Entries with figure data
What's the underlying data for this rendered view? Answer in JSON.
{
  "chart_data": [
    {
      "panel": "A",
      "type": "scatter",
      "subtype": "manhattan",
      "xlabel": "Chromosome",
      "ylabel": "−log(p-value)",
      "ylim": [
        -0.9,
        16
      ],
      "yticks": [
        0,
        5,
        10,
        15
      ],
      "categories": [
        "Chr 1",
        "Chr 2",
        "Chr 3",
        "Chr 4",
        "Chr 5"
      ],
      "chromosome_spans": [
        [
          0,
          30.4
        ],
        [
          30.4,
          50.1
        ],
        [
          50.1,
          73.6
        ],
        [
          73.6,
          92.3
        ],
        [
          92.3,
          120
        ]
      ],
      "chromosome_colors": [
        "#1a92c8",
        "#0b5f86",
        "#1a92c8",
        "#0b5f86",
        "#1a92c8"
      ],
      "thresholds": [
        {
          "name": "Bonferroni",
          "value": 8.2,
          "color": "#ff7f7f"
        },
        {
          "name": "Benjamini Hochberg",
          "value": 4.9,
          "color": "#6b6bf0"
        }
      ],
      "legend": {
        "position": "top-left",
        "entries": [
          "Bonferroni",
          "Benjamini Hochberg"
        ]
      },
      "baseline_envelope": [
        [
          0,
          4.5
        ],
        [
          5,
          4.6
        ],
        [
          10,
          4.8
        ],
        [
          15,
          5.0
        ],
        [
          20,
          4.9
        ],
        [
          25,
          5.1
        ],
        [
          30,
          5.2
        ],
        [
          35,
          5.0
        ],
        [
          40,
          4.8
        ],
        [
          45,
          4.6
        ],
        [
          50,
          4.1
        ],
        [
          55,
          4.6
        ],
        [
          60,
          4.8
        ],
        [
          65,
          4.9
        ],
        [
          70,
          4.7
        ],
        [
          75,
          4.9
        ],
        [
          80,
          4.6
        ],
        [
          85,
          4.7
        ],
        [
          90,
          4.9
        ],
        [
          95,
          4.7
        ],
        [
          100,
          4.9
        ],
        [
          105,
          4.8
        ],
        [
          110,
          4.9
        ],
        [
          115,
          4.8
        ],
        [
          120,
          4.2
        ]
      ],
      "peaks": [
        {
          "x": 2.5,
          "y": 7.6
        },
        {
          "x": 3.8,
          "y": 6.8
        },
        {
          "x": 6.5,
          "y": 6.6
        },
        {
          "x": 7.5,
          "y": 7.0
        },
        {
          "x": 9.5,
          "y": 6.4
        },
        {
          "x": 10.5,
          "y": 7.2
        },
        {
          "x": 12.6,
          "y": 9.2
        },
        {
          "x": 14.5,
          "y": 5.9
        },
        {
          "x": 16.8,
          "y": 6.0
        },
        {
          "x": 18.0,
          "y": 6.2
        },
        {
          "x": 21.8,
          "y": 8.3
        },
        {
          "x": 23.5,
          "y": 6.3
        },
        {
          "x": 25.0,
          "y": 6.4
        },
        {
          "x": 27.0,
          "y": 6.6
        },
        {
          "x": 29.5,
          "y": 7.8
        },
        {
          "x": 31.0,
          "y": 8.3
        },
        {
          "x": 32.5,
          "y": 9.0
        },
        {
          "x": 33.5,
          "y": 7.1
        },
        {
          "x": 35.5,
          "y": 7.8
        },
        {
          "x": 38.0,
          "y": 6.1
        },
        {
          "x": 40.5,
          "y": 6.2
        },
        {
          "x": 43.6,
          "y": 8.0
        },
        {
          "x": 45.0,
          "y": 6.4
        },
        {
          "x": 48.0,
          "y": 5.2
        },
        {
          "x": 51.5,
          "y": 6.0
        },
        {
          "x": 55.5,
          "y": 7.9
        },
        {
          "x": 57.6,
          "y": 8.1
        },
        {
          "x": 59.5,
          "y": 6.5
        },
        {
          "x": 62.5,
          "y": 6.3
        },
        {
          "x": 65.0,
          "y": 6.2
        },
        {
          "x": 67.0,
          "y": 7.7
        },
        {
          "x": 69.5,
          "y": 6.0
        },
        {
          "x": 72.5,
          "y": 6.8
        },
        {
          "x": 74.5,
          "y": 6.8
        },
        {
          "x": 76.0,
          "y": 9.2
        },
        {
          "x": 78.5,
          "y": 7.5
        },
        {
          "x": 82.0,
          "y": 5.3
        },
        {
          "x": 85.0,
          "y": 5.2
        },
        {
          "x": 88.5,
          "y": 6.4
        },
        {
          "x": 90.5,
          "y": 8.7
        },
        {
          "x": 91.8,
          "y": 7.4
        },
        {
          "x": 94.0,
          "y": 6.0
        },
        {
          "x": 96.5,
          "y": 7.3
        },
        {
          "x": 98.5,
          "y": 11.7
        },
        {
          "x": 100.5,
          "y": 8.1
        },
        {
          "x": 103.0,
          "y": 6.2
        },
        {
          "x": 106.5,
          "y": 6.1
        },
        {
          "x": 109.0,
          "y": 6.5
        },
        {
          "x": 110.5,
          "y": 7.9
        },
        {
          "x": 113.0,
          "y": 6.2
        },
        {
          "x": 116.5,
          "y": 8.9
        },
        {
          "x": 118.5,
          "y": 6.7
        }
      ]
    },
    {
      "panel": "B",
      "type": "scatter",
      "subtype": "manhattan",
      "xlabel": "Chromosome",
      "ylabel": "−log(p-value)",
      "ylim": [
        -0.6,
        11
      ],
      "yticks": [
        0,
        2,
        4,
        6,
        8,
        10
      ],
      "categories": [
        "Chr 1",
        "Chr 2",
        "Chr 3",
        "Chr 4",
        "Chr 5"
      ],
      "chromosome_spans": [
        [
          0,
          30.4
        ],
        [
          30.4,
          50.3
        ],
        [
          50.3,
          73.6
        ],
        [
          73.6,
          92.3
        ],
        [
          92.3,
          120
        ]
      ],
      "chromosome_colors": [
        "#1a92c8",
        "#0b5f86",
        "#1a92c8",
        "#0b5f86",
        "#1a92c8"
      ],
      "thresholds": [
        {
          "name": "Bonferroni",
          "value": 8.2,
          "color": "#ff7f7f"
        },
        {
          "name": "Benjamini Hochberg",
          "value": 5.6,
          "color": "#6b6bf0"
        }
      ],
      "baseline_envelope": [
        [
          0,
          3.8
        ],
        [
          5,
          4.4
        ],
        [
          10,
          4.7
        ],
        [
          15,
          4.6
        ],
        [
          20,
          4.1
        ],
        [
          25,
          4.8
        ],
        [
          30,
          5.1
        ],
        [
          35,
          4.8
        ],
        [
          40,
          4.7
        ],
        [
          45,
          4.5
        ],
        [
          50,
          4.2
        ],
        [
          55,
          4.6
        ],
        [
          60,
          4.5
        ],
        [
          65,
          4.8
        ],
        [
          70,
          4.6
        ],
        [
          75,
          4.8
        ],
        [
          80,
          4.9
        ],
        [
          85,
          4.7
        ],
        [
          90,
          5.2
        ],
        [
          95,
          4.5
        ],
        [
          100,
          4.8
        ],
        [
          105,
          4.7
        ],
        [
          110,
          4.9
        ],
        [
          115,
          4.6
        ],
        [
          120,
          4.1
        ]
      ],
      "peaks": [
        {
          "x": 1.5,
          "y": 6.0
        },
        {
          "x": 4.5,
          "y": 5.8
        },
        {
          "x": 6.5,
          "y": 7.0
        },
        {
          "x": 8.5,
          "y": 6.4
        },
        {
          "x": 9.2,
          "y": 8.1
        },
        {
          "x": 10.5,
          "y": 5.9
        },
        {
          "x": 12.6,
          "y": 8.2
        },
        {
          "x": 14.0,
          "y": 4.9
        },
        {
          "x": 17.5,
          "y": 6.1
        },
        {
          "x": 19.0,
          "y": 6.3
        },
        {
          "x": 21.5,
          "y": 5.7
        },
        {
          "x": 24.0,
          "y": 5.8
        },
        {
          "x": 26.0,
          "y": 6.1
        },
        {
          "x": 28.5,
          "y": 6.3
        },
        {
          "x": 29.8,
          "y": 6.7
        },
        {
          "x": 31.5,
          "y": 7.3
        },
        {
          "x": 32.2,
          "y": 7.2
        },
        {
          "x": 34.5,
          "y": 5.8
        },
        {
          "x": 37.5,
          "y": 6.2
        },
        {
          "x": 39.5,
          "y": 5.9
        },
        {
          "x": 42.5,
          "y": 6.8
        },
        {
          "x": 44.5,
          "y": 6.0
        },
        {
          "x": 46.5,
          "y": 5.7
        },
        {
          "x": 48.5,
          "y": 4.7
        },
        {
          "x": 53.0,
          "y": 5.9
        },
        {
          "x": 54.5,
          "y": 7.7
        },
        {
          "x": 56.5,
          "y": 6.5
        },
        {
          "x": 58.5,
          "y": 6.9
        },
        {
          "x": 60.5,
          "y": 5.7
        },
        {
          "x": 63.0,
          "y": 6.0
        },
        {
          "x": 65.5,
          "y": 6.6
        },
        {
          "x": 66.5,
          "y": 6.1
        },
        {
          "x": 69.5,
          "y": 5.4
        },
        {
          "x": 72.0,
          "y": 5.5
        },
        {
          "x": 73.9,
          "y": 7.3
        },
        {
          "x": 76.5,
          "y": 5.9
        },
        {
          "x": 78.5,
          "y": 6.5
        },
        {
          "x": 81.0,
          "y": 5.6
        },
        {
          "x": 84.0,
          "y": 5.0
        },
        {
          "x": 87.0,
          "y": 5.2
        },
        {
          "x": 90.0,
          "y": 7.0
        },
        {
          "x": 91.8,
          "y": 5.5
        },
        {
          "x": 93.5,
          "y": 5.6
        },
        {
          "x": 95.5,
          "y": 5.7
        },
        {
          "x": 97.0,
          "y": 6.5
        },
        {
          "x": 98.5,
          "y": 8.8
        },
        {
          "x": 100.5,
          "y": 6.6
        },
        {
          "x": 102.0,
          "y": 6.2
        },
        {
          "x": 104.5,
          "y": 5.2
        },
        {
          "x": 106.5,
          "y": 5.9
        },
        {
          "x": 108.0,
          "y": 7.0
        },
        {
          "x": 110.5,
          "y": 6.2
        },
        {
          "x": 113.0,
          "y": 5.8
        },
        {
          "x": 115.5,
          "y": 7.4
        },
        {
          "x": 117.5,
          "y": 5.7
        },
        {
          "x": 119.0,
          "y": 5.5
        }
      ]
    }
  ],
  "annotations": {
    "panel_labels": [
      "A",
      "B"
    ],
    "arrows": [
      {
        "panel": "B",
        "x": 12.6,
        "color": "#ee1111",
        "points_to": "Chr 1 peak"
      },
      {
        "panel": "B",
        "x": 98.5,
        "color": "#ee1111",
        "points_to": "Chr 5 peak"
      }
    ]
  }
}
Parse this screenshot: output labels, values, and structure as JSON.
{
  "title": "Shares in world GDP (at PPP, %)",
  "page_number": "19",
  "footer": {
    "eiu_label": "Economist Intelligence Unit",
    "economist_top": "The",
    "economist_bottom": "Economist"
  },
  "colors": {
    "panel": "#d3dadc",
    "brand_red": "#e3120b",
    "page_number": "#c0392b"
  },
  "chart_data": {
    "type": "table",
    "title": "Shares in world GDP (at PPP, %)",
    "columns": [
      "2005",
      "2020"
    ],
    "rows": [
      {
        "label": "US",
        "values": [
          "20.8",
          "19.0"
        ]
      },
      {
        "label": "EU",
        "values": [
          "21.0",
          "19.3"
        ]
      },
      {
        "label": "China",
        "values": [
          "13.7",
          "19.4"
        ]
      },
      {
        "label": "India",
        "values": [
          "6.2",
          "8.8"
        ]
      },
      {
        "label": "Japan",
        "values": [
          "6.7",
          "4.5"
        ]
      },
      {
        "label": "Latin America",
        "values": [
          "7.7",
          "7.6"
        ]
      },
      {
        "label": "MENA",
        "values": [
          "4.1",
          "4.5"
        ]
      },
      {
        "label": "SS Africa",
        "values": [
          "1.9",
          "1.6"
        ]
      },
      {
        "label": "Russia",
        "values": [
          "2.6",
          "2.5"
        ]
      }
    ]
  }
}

Challenge
List each line in the listing that contains the string "title".

Solution
  "title": "Shares in world GDP (at PPP, %)",
    "title": "Shares in world GDP (at PPP, %)",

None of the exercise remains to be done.